Stored records
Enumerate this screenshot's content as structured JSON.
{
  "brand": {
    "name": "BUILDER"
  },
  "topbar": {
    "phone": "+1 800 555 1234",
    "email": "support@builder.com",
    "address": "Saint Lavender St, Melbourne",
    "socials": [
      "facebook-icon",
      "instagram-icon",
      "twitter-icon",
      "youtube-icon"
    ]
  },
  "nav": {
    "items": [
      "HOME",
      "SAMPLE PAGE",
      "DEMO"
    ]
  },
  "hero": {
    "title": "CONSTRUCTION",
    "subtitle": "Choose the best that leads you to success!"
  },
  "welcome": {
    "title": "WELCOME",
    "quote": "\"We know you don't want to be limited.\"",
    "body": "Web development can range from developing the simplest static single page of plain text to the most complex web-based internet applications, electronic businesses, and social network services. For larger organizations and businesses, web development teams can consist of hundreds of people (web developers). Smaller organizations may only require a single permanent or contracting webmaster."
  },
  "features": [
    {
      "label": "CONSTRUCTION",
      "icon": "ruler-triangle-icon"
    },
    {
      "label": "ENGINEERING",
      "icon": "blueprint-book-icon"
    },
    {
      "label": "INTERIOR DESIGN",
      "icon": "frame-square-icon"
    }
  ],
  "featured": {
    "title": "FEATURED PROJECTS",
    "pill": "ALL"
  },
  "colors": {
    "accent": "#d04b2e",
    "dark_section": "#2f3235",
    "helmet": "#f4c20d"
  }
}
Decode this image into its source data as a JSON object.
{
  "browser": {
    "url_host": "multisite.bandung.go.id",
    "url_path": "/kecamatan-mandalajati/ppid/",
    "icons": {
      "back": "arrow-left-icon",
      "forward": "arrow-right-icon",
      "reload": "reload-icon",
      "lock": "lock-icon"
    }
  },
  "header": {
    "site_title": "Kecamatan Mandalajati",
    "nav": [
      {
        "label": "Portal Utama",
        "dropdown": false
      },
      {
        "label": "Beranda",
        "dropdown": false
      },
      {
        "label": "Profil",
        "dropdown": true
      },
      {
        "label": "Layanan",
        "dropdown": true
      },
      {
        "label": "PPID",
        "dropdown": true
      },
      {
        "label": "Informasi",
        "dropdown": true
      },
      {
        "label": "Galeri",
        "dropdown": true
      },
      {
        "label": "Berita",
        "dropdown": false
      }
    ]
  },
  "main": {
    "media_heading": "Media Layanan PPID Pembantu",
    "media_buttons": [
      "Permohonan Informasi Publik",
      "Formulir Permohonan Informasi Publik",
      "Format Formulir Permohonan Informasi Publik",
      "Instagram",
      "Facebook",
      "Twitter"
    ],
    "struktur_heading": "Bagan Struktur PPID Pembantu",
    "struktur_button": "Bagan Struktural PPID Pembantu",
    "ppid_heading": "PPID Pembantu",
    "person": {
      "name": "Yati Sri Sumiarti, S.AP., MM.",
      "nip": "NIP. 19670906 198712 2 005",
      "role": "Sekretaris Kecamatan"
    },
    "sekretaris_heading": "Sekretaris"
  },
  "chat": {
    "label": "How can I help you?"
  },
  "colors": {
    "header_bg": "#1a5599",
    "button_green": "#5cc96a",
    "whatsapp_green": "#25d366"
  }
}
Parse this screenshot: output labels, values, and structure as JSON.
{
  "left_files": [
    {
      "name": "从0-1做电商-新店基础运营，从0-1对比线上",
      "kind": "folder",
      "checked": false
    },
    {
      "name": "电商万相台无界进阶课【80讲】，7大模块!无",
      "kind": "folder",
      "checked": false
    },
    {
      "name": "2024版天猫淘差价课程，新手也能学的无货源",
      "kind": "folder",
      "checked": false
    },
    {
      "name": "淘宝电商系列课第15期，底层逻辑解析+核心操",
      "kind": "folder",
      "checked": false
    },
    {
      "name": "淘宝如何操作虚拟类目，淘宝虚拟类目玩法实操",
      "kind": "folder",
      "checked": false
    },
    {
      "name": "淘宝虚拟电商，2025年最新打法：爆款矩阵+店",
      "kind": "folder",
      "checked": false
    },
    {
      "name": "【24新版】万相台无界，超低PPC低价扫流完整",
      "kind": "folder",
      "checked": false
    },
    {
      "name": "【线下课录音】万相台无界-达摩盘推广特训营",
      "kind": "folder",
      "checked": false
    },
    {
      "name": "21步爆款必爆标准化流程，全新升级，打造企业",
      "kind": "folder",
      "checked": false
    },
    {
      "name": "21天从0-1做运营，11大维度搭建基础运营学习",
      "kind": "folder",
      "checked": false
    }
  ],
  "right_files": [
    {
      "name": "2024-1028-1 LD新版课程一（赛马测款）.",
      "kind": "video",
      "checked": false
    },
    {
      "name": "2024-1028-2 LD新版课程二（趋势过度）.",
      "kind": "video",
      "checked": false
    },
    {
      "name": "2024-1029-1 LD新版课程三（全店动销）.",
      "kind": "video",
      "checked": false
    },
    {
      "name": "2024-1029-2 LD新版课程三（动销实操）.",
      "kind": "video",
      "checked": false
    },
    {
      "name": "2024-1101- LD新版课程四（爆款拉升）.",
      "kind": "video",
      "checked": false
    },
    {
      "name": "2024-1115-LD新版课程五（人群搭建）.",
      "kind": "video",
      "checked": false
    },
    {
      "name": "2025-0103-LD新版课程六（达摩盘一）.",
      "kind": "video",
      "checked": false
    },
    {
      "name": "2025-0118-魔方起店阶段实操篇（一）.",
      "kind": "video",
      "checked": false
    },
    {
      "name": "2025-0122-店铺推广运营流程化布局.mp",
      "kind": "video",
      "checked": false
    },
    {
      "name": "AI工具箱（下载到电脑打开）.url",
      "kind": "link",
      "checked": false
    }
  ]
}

Aim of the task
Pick each line holding the word "LD新版课程三" out of the listing.

Exercise answer
      "name": "2024-1029-1 LD新版课程三（全店动销）.",
      "name": "2024-1029-2 LD新版课程三（动销实操）.",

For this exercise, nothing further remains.